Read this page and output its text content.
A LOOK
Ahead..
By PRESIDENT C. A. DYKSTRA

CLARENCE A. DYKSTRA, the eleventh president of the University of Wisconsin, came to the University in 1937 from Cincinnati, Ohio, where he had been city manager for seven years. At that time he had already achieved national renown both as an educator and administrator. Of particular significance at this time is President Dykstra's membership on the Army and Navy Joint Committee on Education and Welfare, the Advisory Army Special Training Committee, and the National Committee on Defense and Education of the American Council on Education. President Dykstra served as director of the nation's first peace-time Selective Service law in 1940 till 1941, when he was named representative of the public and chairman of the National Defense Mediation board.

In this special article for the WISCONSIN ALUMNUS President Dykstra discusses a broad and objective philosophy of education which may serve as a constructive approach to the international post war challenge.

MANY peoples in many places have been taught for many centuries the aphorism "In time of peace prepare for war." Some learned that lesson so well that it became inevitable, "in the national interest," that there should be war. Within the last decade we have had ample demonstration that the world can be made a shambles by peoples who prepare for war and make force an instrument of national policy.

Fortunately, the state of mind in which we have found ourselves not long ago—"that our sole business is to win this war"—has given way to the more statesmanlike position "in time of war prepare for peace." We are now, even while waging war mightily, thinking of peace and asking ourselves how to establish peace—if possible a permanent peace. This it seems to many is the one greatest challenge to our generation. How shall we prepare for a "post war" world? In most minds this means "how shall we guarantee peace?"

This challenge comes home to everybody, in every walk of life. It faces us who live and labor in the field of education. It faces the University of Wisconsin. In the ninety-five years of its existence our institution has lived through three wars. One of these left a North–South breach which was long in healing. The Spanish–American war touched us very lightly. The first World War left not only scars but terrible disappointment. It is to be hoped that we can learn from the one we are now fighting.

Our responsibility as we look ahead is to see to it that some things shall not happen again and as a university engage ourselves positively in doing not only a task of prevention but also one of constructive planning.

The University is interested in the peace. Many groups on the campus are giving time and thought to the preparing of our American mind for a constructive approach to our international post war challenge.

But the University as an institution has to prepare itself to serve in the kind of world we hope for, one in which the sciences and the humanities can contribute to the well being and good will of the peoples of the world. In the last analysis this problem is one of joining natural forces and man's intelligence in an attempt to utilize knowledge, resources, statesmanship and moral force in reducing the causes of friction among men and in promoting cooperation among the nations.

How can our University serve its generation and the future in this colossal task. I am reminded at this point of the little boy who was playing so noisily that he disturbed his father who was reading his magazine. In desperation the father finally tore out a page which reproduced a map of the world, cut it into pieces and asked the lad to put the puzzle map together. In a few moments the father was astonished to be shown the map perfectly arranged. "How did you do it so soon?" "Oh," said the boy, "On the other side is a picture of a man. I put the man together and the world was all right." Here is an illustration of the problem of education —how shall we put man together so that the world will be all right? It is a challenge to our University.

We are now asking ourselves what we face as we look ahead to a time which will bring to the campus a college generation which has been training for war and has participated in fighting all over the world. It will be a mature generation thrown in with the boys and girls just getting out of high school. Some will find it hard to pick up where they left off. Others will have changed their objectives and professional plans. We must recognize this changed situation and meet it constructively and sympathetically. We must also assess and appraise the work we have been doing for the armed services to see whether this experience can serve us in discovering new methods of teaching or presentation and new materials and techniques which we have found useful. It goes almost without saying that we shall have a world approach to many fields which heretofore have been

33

——

Write out every line of the data that holds the word "last".

MANY peoples in many places have been taught for many centuries the aphorism "In time of peace prepare for war." Some learned that lesson so well that it became inevitable, "in the national interest," that there should be war. Within the last decade we have had ample demonstration that the world can be made a shambles by peoples who prepare for war and make force an instrument of national policy.
But the University as an institution has to prepare itself to serve in the kind of world we hope for, one in which the sciences and the humanities can contribute to the well being and good will of the peoples of the world. In the last analysis this problem is one of joining natural forces and man's intelligence in an attempt to utilize knowledge, resources, statesmanship and moral force in reducing the causes of friction among men and in promoting cooperation among the nations.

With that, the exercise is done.